▸ DATA EXCERPTS
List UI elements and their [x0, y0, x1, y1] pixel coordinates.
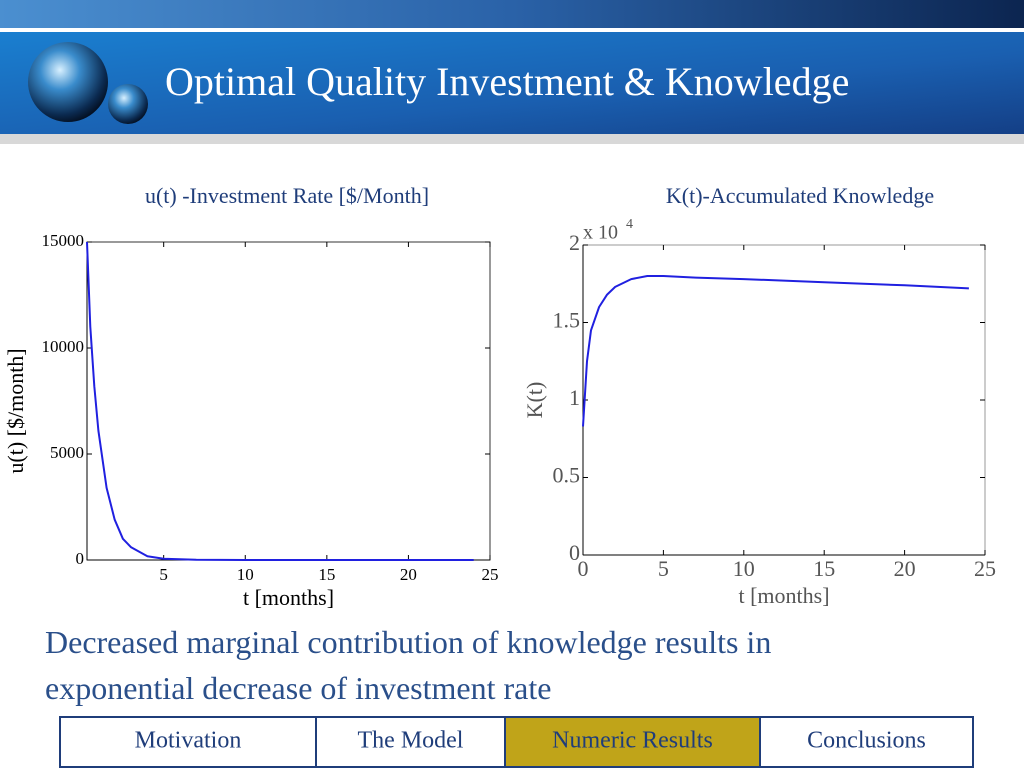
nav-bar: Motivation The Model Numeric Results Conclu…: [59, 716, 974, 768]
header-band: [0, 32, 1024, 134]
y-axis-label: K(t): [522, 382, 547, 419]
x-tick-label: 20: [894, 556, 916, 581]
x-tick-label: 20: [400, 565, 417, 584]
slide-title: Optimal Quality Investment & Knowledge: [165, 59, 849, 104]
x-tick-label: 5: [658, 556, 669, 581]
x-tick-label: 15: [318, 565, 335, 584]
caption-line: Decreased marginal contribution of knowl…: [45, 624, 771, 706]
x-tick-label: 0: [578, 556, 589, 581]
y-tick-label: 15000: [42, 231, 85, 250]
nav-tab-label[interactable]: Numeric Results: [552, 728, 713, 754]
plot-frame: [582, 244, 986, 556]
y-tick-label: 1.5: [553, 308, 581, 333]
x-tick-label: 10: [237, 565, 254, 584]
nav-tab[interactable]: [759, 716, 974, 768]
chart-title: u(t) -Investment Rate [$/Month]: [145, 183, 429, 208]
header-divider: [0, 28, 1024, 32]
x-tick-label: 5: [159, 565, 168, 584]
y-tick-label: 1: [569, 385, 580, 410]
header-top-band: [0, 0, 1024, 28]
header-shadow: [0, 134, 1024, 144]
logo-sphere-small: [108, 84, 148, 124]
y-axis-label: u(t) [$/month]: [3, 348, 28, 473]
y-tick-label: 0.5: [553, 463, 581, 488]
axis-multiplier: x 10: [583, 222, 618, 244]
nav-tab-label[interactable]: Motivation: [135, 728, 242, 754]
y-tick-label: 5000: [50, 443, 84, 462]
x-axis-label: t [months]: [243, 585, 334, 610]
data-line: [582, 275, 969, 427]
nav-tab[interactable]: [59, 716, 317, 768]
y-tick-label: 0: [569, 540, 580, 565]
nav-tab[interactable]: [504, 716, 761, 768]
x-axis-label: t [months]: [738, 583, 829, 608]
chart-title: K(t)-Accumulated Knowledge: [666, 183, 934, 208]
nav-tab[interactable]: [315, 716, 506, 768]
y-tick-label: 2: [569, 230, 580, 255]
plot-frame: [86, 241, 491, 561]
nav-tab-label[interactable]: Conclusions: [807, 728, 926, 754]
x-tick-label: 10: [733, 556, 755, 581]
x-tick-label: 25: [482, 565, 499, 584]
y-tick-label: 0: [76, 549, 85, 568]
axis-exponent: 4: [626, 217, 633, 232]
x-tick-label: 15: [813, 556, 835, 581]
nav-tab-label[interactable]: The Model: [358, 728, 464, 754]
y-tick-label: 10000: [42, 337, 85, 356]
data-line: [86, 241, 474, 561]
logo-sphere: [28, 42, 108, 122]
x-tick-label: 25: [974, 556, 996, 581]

* * *

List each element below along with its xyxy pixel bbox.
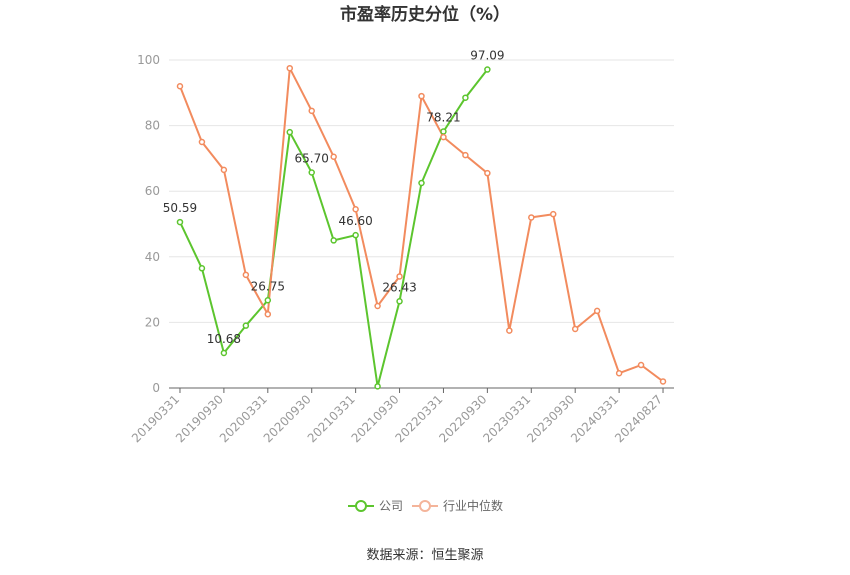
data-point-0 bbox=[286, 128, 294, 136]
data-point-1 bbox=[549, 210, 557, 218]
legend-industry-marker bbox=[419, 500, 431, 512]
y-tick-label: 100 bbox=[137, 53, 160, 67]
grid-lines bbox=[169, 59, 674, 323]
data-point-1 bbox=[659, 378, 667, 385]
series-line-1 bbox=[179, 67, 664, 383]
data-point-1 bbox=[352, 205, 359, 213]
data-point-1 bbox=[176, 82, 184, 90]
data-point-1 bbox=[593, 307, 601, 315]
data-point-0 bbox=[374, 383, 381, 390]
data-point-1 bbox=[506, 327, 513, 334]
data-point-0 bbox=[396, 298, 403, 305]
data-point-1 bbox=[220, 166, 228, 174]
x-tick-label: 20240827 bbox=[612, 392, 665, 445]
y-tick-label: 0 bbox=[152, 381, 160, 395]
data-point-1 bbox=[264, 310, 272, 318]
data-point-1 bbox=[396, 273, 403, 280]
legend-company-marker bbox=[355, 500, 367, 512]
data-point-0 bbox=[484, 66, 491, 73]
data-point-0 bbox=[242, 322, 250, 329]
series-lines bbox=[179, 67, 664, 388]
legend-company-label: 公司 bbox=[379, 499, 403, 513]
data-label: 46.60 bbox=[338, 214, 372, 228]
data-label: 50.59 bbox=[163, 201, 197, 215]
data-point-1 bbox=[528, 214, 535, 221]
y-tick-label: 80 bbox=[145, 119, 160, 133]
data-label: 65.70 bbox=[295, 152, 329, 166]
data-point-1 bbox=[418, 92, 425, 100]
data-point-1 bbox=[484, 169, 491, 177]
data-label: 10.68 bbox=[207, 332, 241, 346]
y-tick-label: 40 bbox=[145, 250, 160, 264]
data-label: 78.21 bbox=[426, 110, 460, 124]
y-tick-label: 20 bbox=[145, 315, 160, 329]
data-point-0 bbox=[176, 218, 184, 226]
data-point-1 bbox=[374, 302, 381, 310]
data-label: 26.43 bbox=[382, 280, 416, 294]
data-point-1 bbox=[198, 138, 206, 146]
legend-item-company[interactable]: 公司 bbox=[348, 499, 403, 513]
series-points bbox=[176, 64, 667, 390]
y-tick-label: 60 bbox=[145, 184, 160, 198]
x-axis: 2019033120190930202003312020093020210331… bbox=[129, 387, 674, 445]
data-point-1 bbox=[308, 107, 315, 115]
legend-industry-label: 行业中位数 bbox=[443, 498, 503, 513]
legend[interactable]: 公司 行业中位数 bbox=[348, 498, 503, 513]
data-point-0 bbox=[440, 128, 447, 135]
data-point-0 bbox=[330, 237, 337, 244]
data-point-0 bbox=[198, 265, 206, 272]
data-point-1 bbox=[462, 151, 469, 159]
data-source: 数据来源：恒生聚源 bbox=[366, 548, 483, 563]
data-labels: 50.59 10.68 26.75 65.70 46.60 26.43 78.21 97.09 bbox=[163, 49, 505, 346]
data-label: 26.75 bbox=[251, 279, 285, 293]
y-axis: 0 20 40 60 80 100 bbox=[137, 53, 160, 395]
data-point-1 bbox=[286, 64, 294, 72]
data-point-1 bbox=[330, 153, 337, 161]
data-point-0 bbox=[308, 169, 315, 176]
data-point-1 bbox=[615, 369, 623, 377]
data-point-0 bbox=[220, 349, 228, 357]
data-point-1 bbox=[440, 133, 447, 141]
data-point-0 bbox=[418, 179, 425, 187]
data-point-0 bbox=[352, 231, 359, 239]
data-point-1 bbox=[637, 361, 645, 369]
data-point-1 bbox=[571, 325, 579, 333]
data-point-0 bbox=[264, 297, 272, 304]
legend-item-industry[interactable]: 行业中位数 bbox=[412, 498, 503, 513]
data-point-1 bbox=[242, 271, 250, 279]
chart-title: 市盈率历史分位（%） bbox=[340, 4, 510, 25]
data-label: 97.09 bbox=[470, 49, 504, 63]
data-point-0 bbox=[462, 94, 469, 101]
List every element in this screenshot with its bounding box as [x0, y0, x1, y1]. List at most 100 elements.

...

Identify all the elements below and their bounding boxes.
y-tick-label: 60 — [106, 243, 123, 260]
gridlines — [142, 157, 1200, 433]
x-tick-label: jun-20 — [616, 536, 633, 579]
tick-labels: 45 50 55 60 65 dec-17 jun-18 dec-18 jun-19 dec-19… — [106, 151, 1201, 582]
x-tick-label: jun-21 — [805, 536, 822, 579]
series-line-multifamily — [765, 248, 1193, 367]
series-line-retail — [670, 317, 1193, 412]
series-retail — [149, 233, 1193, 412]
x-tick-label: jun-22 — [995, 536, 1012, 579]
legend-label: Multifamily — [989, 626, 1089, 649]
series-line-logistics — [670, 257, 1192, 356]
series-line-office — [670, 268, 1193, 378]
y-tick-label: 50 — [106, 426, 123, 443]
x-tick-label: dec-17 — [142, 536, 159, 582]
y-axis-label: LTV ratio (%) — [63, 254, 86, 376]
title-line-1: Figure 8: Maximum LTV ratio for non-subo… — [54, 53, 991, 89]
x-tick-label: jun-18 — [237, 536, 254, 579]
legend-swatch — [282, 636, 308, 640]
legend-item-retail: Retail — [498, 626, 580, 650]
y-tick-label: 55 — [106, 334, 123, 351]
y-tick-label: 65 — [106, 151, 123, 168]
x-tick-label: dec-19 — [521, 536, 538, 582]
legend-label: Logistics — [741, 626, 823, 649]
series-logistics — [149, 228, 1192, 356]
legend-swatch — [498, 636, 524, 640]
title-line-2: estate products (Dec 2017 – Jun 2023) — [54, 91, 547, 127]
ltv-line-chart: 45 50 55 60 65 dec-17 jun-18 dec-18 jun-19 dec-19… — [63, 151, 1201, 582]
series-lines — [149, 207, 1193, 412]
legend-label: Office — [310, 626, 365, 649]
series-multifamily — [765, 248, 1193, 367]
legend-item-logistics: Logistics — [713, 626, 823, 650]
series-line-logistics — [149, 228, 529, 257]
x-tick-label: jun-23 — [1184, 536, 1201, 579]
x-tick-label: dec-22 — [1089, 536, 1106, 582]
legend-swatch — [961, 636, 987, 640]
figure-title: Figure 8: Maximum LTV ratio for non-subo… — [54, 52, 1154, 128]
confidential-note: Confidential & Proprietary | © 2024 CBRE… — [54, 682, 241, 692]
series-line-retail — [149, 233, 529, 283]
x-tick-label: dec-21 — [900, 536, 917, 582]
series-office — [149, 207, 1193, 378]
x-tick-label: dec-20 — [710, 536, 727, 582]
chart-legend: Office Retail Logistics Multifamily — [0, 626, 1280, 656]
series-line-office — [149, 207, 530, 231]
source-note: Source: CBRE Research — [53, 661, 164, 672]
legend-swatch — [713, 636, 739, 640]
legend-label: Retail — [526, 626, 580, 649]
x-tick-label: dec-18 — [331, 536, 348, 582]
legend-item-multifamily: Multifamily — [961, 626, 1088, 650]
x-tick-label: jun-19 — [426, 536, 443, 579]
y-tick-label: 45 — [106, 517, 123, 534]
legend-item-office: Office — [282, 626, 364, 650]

▸ EXERCISE GOAL
Print the lines from the listing again, word for word, starting with the line that contains "Identify all the" and ending with the line that contains "series-line-multifamily — [765, 248, 1193, 367]", both included.

▸ OUTPUT
Identify all the elements below and their bounding boxes.
y-tick-label: 60 — [106, 243, 123, 260]
gridlines — [142, 157, 1200, 433]
x-tick-label: jun-20 — [616, 536, 633, 579]
tick-labels: 45 50 55 60 65 dec-17 jun-18 dec-18 jun-19 dec-19… — [106, 151, 1201, 582]
x-tick-label: jun-21 — [805, 536, 822, 579]
series-line-multifamily — [765, 248, 1193, 367]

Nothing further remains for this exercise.